[Your objective] Copy the data that follows, character for character, minus the pictures.

[Records for processing]

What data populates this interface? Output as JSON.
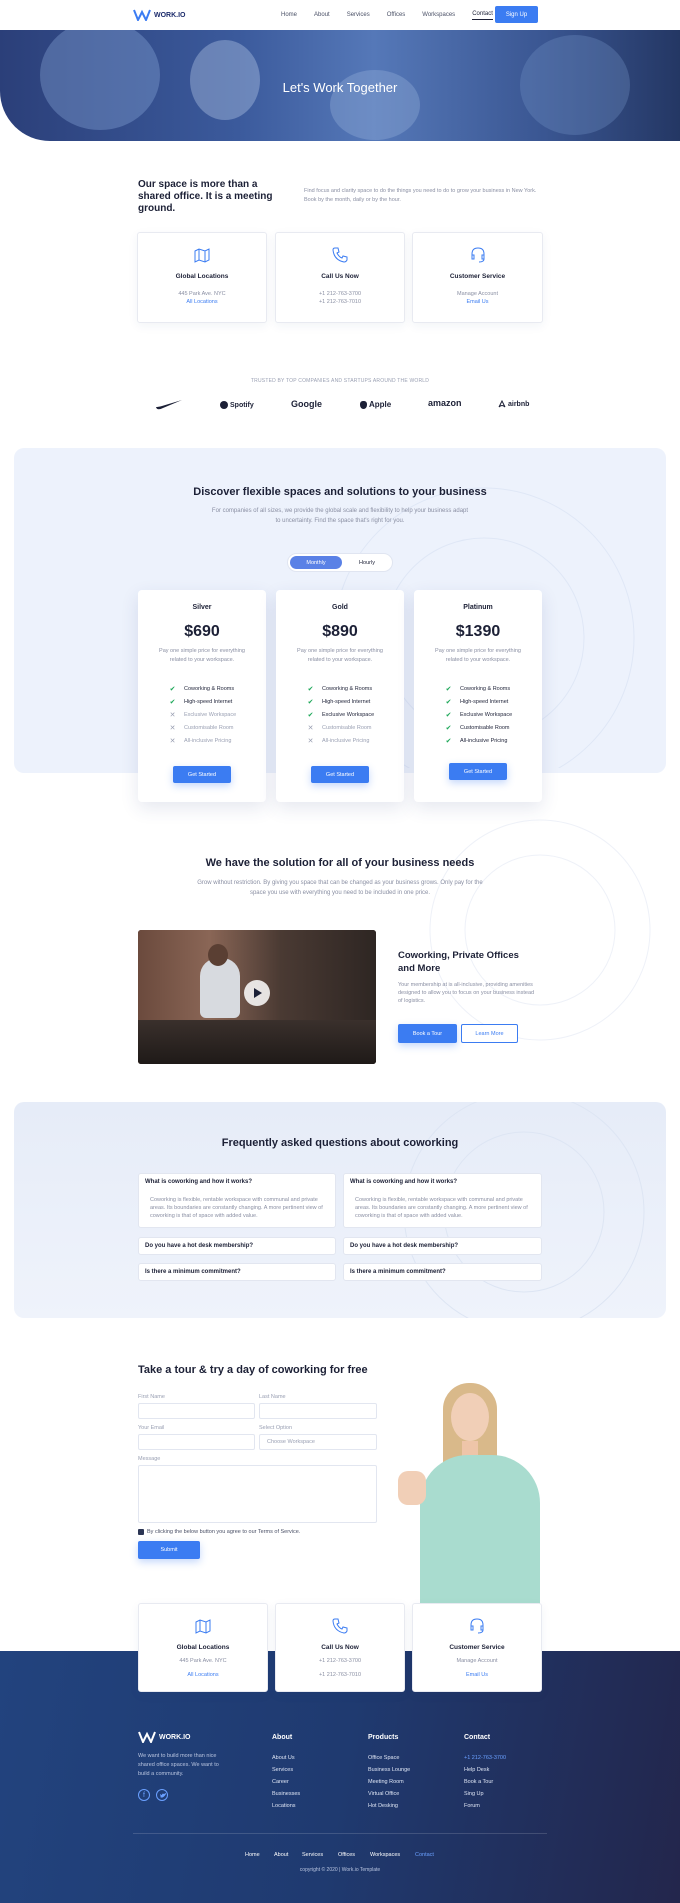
{
  "nav": {
    "brand": "WORK.IO",
    "items": [
      "Home",
      "About",
      "Services",
      "Offices",
      "Workspaces",
      "Contact"
    ],
    "active": "Contact",
    "signup": "Sign Up"
  },
  "hero": {
    "title": "Let's Work Together"
  },
  "intro": {
    "heading": "Our space is more than a shared office. It is a meeting ground.",
    "text": "Find focus and clarity space to do the things you need to do to grow your business in New York. Book by the month, daily or by the hour."
  },
  "contact_cards": [
    {
      "title": "Global Locations",
      "line1": "445 Park Ave. NYC",
      "link": "All Locations",
      "icon": "map-icon"
    },
    {
      "title": "Call Us Now",
      "line1": "+1 212-763-3700",
      "line2": "+1 212-763-7010",
      "icon": "phone-icon"
    },
    {
      "title": "Customer Service",
      "line1": "Manage Account",
      "link": "Email Us",
      "icon": "headset-icon"
    }
  ],
  "trusted": {
    "label": "TRUSTED BY TOP COMPANIES AND STARTUPS AROUND THE WORLD",
    "brands": [
      "Nike",
      "Spotify",
      "Google",
      "Apple",
      "amazon",
      "airbnb"
    ]
  },
  "pricing": {
    "heading": "Discover flexible spaces and solutions to your business",
    "sub": "For companies of all sizes, we provide the global scale and flexibility to help your business adapt to uncertainty. Find the space that's right for you.",
    "toggle": [
      "Monthly",
      "Hourly"
    ],
    "plans": [
      {
        "name": "Silver",
        "price": "$690",
        "desc": "Pay one simple price for everything related to your workspace.",
        "features": [
          [
            "Coworking & Rooms",
            true
          ],
          [
            "High-speed Internet",
            true
          ],
          [
            "Exclusive Workspace",
            false
          ],
          [
            "Customisable Room",
            false
          ],
          [
            "All-inclusive Pricing",
            false
          ]
        ],
        "cta": "Get Started"
      },
      {
        "name": "Gold",
        "price": "$890",
        "desc": "Pay one simple price for everything related to your workspace.",
        "features": [
          [
            "Coworking & Rooms",
            true
          ],
          [
            "High-speed Internet",
            true
          ],
          [
            "Exclusive Workspace",
            true
          ],
          [
            "Customisable Room",
            false
          ],
          [
            "All-inclusive Pricing",
            false
          ]
        ],
        "cta": "Get Started"
      },
      {
        "name": "Platinum",
        "price": "$1390",
        "desc": "Pay one simple price for everything related to your workspace.",
        "features": [
          [
            "Coworking & Rooms",
            true
          ],
          [
            "High-speed Internet",
            true
          ],
          [
            "Exclusive Workspace",
            true
          ],
          [
            "Customisable Room",
            true
          ],
          [
            "All-inclusive Pricing",
            true
          ]
        ],
        "cta": "Get Started"
      }
    ]
  },
  "solution": {
    "heading": "We have the solution for all of your business needs",
    "sub": "Grow without restriction. By giving you space that can be changed as your business grows. Only pay for the space you use with everything you need to be included in one price.",
    "card_title": "Coworking, Private Offices and More",
    "card_text": "Your membership at is all-inclusive, providing amenities designed to allow you to focus on your business instead of logistics.",
    "book": "Book a Tour",
    "learn": "Learn More"
  },
  "faq": {
    "heading": "Frequently asked questions about coworking",
    "items": [
      {
        "q": "What is coworking and how it works?",
        "a": "Coworking is flexible, rentable workspace with communal and private areas. Its boundaries are constantly changing. A more pertinent view of coworking is that of space with added value."
      },
      {
        "q": "What is coworking and how it works?",
        "a": "Coworking is flexible, rentable workspace with communal and private areas. Its boundaries are constantly changing. A more pertinent view of coworking is that of space with added value."
      },
      {
        "q": "Do you have a hot desk membership?"
      },
      {
        "q": "Do you have a hot desk membership?"
      },
      {
        "q": "Is there a minimum commitment?"
      },
      {
        "q": "Is there a minimum commitment?"
      }
    ]
  },
  "form": {
    "heading": "Take a tour & try a day of coworking for free",
    "first_name": "First Name",
    "last_name": "Last Name",
    "email": "Your Email",
    "select_label": "Select Option",
    "select_value": "Choose Workspace",
    "message": "Message",
    "agree": "By clicking the below button you agree to our Terms of Service.",
    "submit": "Submit"
  },
  "footer": {
    "brand": "WORK.IO",
    "tagline": "We want to build more than nice shared office spaces. We want to build a community.",
    "columns": [
      {
        "title": "About",
        "links": [
          "About Us",
          "Services",
          "Career",
          "Businesses",
          "Locations"
        ]
      },
      {
        "title": "Products",
        "links": [
          "Office Space",
          "Business Lounge",
          "Meeting Room",
          "Virtual Office",
          "Hot Desking"
        ]
      },
      {
        "title": "Contact",
        "links": [
          "+1 212-763-3700",
          "Help Desk",
          "Book a Tour",
          "Sing Up",
          "Forum"
        ]
      }
    ],
    "bottom_links": [
      "Home",
      "About",
      "Services",
      "Offices",
      "Workspaces",
      "Contact"
    ],
    "copyright": "copyright © 2020  |  Work.io Template"
  },
  "colors": {
    "accent": "#3b7cf2",
    "footer": "#22437e",
    "check": "#1fa85a"
  }
}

[Answer in full]
What data populates this interface? Output as JSON.
{
  "nav": {
    "brand": "WORK.IO",
    "items": [
      "Home",
      "About",
      "Services",
      "Offices",
      "Workspaces",
      "Contact"
    ],
    "active": "Contact",
    "signup": "Sign Up"
  },
  "hero": {
    "title": "Let's Work Together"
  },
  "intro": {
    "heading": "Our space is more than a shared office. It is a meeting ground.",
    "text": "Find focus and clarity space to do the things you need to do to grow your business in New York. Book by the month, daily or by the hour."
  },
  "contact_cards": [
    {
      "title": "Global Locations",
      "line1": "445 Park Ave. NYC",
      "link": "All Locations",
      "icon": "map-icon"
    },
    {
      "title": "Call Us Now",
      "line1": "+1 212-763-3700",
      "line2": "+1 212-763-7010",
      "icon": "phone-icon"
    },
    {
      "title": "Customer Service",
      "line1": "Manage Account",
      "link": "Email Us",
      "icon": "headset-icon"
    }
  ],
  "trusted": {
    "label": "TRUSTED BY TOP COMPANIES AND STARTUPS AROUND THE WORLD",
    "brands": [
      "Nike",
      "Spotify",
      "Google",
      "Apple",
      "amazon",
      "airbnb"
    ]
  },
  "pricing": {
    "heading": "Discover flexible spaces and solutions to your business",
    "sub": "For companies of all sizes, we provide the global scale and flexibility to help your business adapt to uncertainty. Find the space that's right for you.",
    "toggle": [
      "Monthly",
      "Hourly"
    ],
    "plans": [
      {
        "name": "Silver",
        "price": "$690",
        "desc": "Pay one simple price for everything related to your workspace.",
        "features": [
          [
            "Coworking & Rooms",
            true
          ],
          [
            "High-speed Internet",
            true
          ],
          [
            "Exclusive Workspace",
            false
          ],
          [
            "Customisable Room",
            false
          ],
          [
            "All-inclusive Pricing",
            false
          ]
        ],
        "cta": "Get Started"
      },
      {
        "name": "Gold",
        "price": "$890",
        "desc": "Pay one simple price for everything related to your workspace.",
        "features": [
          [
            "Coworking & Rooms",
            true
          ],
          [
            "High-speed Internet",
            true
          ],
          [
            "Exclusive Workspace",
            true
          ],
          [
            "Customisable Room",
            false
          ],
          [
            "All-inclusive Pricing",
            false
          ]
        ],
        "cta": "Get Started"
      },
      {
        "name": "Platinum",
        "price": "$1390",
        "desc": "Pay one simple price for everything related to your workspace.",
        "features": [
          [
            "Coworking & Rooms",
            true
          ],
          [
            "High-speed Internet",
            true
          ],
          [
            "Exclusive Workspace",
            true
          ],
          [
            "Customisable Room",
            true
          ],
          [
            "All-inclusive Pricing",
            true
          ]
        ],
        "cta": "Get Started"
      }
    ]
  },
  "solution": {
    "heading": "We have the solution for all of your business needs",
    "sub": "Grow without restriction. By giving you space that can be changed as your business grows. Only pay for the space you use with everything you need to be included in one price.",
    "card_title": "Coworking, Private Offices and More",
    "card_text": "Your membership at is all-inclusive, providing amenities designed to allow you to focus on your business instead of logistics.",
    "book": "Book a Tour",
    "learn": "Learn More"
  },
  "faq": {
    "heading": "Frequently asked questions about coworking",
    "items": [
      {
        "q": "What is coworking and how it works?",
        "a": "Coworking is flexible, rentable workspace with communal and private areas. Its boundaries are constantly changing. A more pertinent view of coworking is that of space with added value."
      },
      {
        "q": "What is coworking and how it works?",
        "a": "Coworking is flexible, rentable workspace with communal and private areas. Its boundaries are constantly changing. A more pertinent view of coworking is that of space with added value."
      },
      {
        "q": "Do you have a hot desk membership?"
      },
      {
        "q": "Do you have a hot desk membership?"
      },
      {
        "q": "Is there a minimum commitment?"
      },
      {
        "q": "Is there a minimum commitment?"
      }
    ]
  },
  "form": {
    "heading": "Take a tour & try a day of coworking for free",
    "first_name": "First Name",
    "last_name": "Last Name",
    "email": "Your Email",
    "select_label": "Select Option",
    "select_value": "Choose Workspace",
    "message": "Message",
    "agree": "By clicking the below button you agree to our Terms of Service.",
    "submit": "Submit"
  },
  "footer": {
    "brand": "WORK.IO",
    "tagline": "We want to build more than nice shared office spaces. We want to build a community.",
    "columns": [
      {
        "title": "About",
        "links": [
          "About Us",
          "Services",
          "Career",
          "Businesses",
          "Locations"
        ]
      },
      {
        "title": "Products",
        "links": [
          "Office Space",
          "Business Lounge",
          "Meeting Room",
          "Virtual Office",
          "Hot Desking"
        ]
      },
      {
        "title": "Contact",
        "links": [
          "+1 212-763-3700",
          "Help Desk",
          "Book a Tour",
          "Sing Up",
          "Forum"
        ]
      }
    ],
    "bottom_links": [
      "Home",
      "About",
      "Services",
      "Offices",
      "Workspaces",
      "Contact"
    ],
    "copyright": "copyright © 2020  |  Work.io Template"
  },
  "colors": {
    "accent": "#3b7cf2",
    "footer": "#22437e",
    "check": "#1fa85a"
  }
}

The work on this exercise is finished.